### THE TASK
Reproduce the book description below word for word, from its title line through its final sentence.

Modern Painters, Old Masters: The Art of Imitation from the Pre-Raphaelites to the First World War

Research output: Book/ReportBook


This book shows how the appreciation of the art of the past and the creation of new art reinforced one another in Victorian England. From the Pre-Raphaelites, with their enthusiasm for the Early Renaissance, through to the British Impressionists who revered Velázquez, artists were inspired to new creation by studying the art of the past, newly available in the rapidly expanding museums of the day. This book argues that – paradoxically – artists were at their most original when they imitated the Old Masters most faithfully.

### RECORD EXCERPTS

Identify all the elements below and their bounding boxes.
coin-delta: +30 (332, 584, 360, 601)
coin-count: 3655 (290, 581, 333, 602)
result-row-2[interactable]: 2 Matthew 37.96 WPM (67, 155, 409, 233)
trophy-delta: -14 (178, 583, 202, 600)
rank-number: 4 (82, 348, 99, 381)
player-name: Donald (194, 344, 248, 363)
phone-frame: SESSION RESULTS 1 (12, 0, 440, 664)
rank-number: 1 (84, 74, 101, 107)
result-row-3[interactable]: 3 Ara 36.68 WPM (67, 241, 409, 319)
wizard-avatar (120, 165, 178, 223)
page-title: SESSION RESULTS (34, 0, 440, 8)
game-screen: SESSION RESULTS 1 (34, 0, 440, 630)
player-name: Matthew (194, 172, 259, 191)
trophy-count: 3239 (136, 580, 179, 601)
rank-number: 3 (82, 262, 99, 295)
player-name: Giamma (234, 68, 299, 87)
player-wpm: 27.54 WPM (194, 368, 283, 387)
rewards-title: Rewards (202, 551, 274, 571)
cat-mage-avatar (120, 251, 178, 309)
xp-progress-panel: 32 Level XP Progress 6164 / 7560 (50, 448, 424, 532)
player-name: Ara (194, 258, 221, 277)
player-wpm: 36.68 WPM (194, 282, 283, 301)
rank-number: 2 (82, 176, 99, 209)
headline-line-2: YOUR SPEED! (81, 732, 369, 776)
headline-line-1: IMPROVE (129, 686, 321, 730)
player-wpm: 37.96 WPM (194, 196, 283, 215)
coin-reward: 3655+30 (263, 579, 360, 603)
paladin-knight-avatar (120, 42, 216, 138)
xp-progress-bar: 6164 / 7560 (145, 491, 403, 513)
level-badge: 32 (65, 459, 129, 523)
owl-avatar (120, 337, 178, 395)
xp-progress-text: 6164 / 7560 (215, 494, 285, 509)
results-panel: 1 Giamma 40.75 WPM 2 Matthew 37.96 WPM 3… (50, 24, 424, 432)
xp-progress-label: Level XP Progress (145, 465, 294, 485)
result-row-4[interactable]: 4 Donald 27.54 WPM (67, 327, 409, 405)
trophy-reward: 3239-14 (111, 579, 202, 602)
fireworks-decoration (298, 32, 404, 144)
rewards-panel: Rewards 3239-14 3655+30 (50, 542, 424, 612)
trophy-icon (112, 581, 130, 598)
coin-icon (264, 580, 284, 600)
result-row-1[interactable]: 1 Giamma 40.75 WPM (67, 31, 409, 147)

### RESPONSE BOX
Modern Painters, Old Masters: The Art of Imitation from the Pre-Raphaelites to the First World War

Research output: Book/ReportBook


This book shows how the appreciation of the art of the past and the creation of new art reinforced one another in Victorian England. From the Pre-Raphaelites, with their enthusiasm for the Early Renaissance, through to the British Impressionists who revered Velázquez, artists were inspired to new creation by studying the art of the past, newly available in the rapidly expanding museums of the day. This book argues that – paradoxically – artists were at their most original when they imitated the Old Masters most faithfully.